▸ Extracted data

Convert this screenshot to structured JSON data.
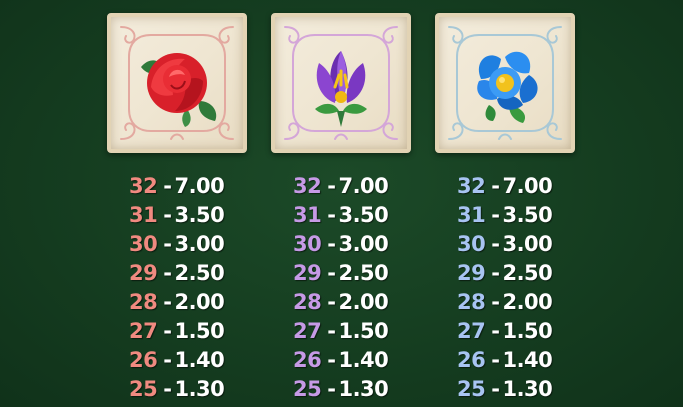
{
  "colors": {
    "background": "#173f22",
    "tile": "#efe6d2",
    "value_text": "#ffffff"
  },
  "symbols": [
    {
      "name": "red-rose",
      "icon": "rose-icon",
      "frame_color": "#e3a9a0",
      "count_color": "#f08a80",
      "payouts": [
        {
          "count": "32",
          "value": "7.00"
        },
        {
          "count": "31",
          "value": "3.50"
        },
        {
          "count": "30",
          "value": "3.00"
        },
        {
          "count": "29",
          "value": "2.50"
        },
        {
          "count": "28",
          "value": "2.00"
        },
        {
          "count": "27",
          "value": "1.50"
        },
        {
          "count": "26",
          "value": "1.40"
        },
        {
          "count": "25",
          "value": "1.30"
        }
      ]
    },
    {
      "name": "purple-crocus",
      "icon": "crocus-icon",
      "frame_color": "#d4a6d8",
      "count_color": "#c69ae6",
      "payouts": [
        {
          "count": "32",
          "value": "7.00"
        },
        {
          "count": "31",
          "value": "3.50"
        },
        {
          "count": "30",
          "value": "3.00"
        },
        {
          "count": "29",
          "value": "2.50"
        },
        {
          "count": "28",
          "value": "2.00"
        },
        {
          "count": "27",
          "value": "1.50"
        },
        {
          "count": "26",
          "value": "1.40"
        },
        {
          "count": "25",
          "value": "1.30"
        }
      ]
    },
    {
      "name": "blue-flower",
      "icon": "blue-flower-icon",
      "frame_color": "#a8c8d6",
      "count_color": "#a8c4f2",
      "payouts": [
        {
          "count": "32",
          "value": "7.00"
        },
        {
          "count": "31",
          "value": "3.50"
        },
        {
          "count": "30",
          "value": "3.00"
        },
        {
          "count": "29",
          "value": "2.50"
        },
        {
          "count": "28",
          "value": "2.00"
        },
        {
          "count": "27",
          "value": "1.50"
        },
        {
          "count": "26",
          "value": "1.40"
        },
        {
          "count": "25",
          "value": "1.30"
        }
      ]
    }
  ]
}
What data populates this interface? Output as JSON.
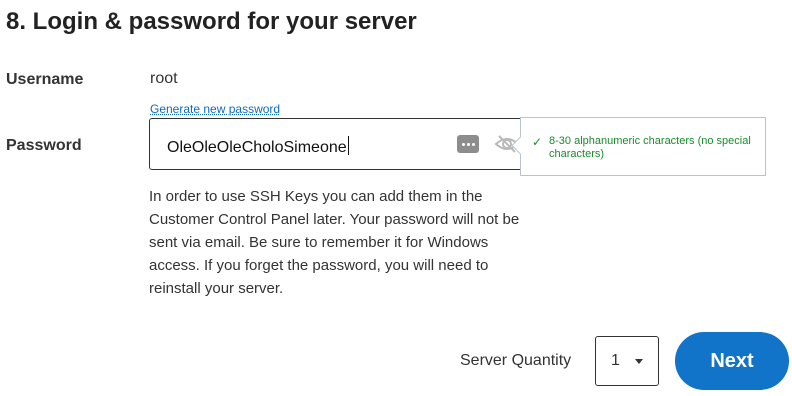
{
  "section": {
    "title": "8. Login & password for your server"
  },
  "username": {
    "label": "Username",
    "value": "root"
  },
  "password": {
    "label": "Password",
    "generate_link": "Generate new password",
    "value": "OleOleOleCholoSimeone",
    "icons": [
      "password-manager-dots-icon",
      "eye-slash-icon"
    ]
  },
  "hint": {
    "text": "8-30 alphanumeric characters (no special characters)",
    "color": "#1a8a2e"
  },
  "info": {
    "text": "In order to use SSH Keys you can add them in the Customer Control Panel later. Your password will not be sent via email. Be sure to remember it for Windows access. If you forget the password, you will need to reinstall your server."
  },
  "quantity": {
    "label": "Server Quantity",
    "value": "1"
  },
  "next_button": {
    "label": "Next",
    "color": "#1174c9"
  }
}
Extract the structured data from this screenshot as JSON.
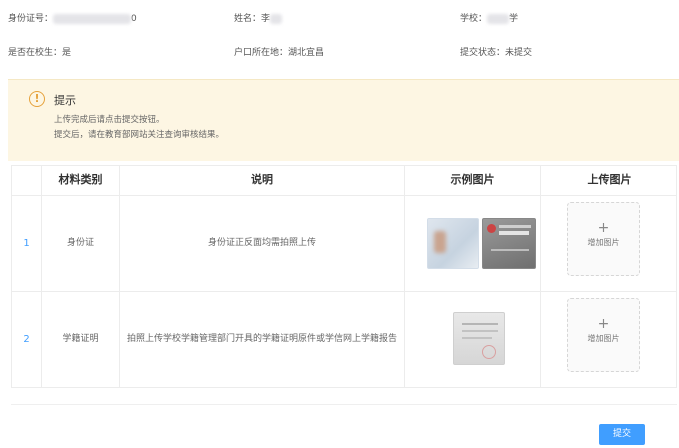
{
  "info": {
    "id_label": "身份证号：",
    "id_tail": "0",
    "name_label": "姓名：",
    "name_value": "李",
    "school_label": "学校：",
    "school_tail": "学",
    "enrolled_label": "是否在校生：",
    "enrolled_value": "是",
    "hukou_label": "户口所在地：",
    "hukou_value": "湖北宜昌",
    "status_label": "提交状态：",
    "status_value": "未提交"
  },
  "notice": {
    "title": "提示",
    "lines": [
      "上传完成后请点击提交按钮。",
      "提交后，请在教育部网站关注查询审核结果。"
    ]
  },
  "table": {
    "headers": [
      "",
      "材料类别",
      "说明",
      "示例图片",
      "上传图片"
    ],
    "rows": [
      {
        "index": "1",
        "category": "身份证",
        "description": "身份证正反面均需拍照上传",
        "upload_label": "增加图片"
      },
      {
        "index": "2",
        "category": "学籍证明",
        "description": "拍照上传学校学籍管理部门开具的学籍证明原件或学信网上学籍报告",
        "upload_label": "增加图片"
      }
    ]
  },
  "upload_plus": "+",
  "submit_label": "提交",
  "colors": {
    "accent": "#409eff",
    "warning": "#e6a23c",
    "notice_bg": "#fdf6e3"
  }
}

▸ Task prompt
In the lines above, find each one with "structured" and list it.

▸ Answer to this problem
Convert this screenshot to structured JSON data.
Extract the structured data from this screenshot as JSON.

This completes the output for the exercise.